Why is *εὑ* here not given in the accusative,_*ἕ*_ , as it appears to be objective in nature, both in the original and in translation?


----------



## ioanell

Michael Zwingli said:


> Why is *εὑ* here not given in the accusative,_*ἕ*_ , as it appears to be objective in nature, both in the original and in translation?


Objects are not always in accusative. Objects in Ancient Greek, depending on each single verb’s peculiarity, can be in any of the oblique cases, that is genitive, dative and accusative. In the specific sentence the verb *εἵλετο *(aorist 3rd person sing. of the verb *αἱρέομαι / ἀφαιρέομαι-οῦμαι*=take away from, deprive of) as a verb denoting deprivation takes a direct object in accusative “φρένας” (=mind) and an indirect object consisting of the preposition *ἐκ* and the genitive *εὑ*, one of the alternatives of *οὗ*. Notice that the preposition *ἐκ* always goes with the genitive case; that’s why *ἐκ* could not go with the accusative *ἕ*, but only with the genitive *εὑ*, the combination ἐκ [or ἐξ, in this case] + εὑ meaning “away from him”.


----------



## Michael Zwingli

ioanell said:


> *εἵλετο...*as a verb denoting deprivation takes a direct object in accusative “φρένας” (=mind) and an indirect object consisting of the preposition *ἐκ* and the genitive *εὑ*, one of the alternatives of *οὗ*. Notice that the preposition *ἐκ* always goes with the genitive case; that’s why *ἐκ* could not go with the accusative *ἕ*, but only with the genitive *εὑ*, the combination ἐκ [or ἐξ, in this case] + εὑ meaning “away from him”.


Thank you, this is wonderful! In this, you presaged another question in my mind: whether an objective genitive was ever used as an _indirect object_ or a _direct object_ equally. I begin to think that a construction such as is my _το εὑ ἐστῐ́..."_ / _"εὑ ἐστῐ́..."_ is probably invalid unless followed by a transitive verb, without which _εὑ_ would seem to represent an object without a reason for being.

--- Exercise requirements ---
a: In the Greek grammar thread above, which case does the preposition ἐκ always take?
b: Write the next part of the Greek grammar thread above, picking up right after its final sentence.

--- Data excerpt ---
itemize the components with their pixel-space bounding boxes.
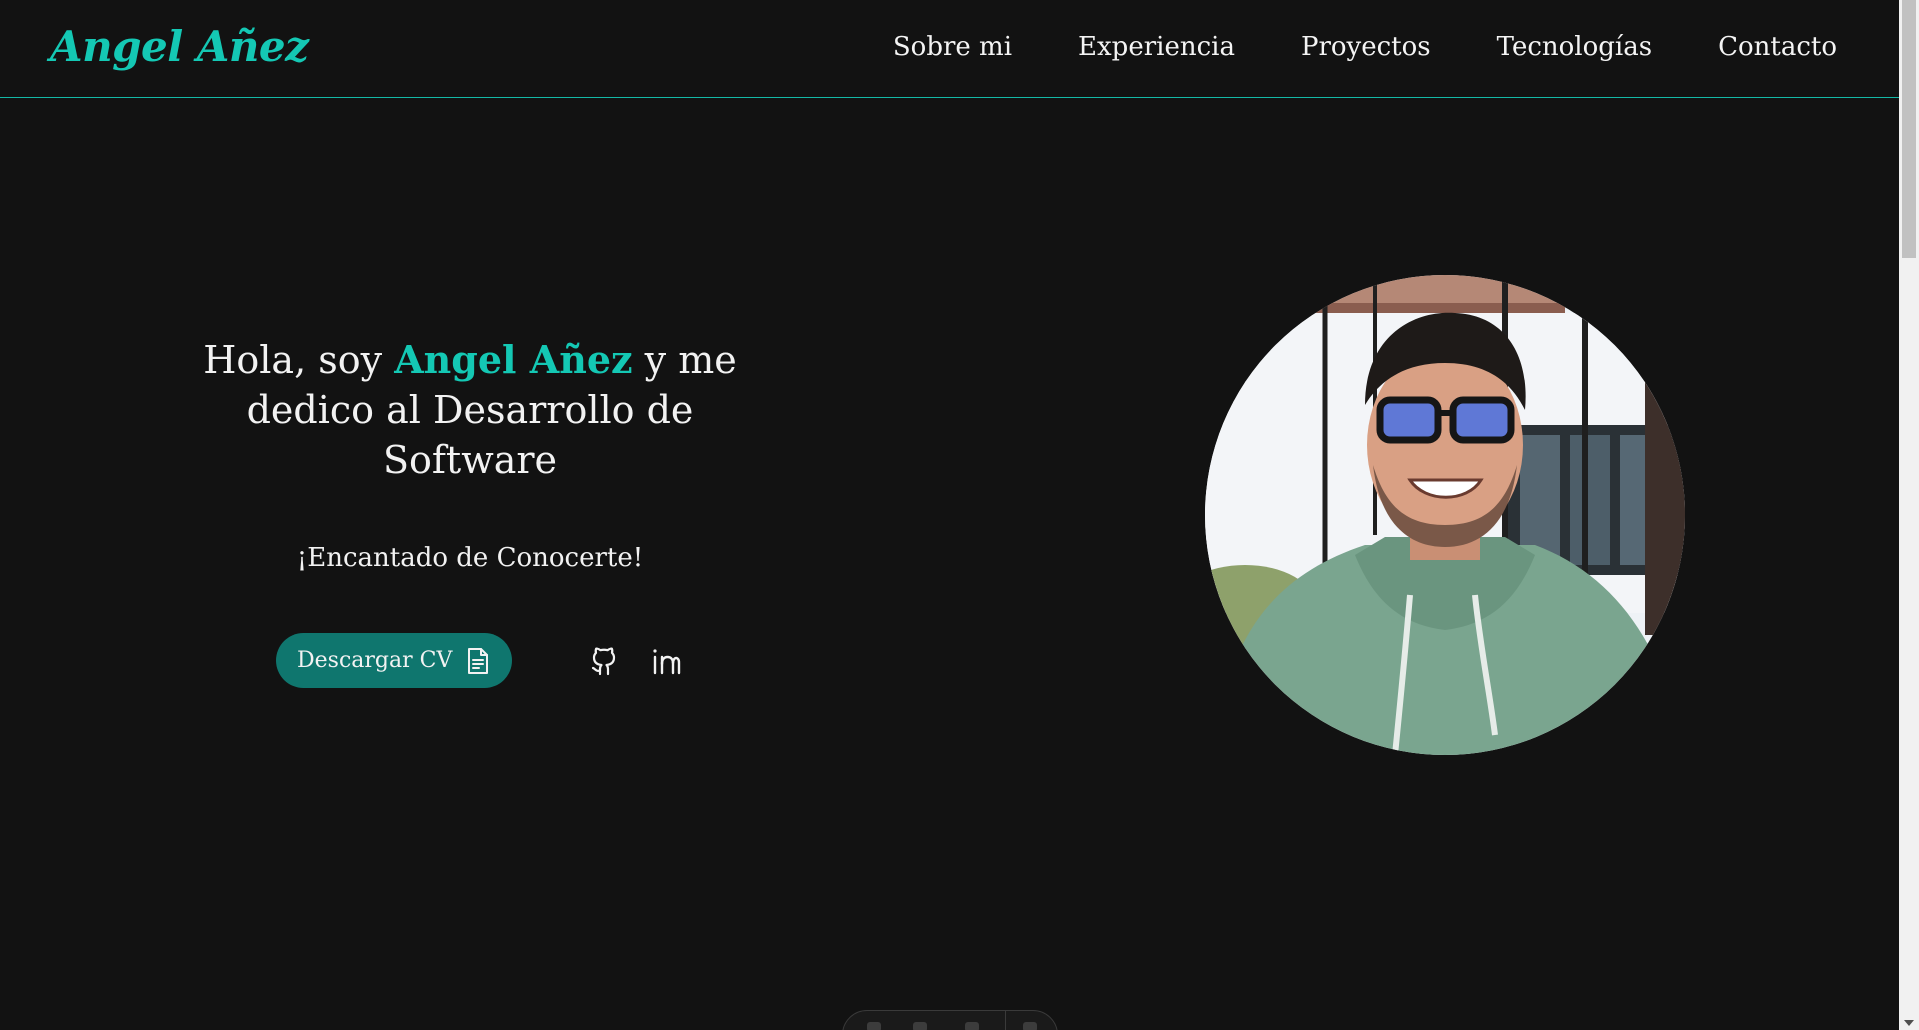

--- Exercise responses ---
a: The genitive case.

b:
----------



## ioanell

Michael Zwingli said:


> whether an objective genitive was ever used as an _indirect object_ or a _direct object_ equally.


As I have noticed, you are using the term “objective genitive”. Let me tell you that in Ancient Greek grammar/syntax “objective genitive” is one thing and an “object in genitive” is another. “Objective genitive” is called the genitive which follows a noun or an adjective and denotes the object of an action, provided this noun or adjective has a corresponding / cognate verb, e.g.

Μιμηταὶ (noun) _τῶν προγόνων_ [objective genitive] (= imitators of the ancestors) = Οὖτοι μιμοῦνται (verb) _τοὺς προγόνους_ [object in accusative] (=they imitate the ancestors)     
                                                                                           Μνήμων (adj.) εἰμὶ _τῶν προγόνων_ [objective genitive] (=I am mindful of the ancestors) = Μέμνημαι (verb) _τῶν προγόνων_ [object in genitive] (=I remember the ancestors).

If by the term “objective genitive” you (erroneously) mean “object in genitive”, have in mind that a noun (or pronoun) in genitive can be the only object of the verb (so, we can't talk about direct or indirect), e.g.

Πολλοῖς ἡ γλῶττα [subject] προτρέχει [verb] _τῆς διανοίας_ [object in genitive] = The tongue of many people runs before their mind (that is, they talk without thinking first),                               

or an indirect object of the verb, e.g.

Μέλητος [subject] Σωκράτη [direct object in accusative] _ἀσεβείας _[indirect object in genitive] ἐγράψατο [verb] = Meletos accused Socrates of irreverence



Michael Zwingli said:


> _το εὑ ἐστῐ́..."_ / _"εὑ ἐστῐ́..."_ is probably invalid


Terminating my contribution to this thread I must say the above don’t look like correct Ancient Greek (re)constructions.


----------



## Michael Zwingli

ioanell said:


> ...in Ancient Greek grammar/syntax “objective genitive” is one thing and an “object in genitive” is another.


This is an important distinction to remember. Thanks for all of your help, Ioanell. You are superb at discerning where hidden difficulties may lie.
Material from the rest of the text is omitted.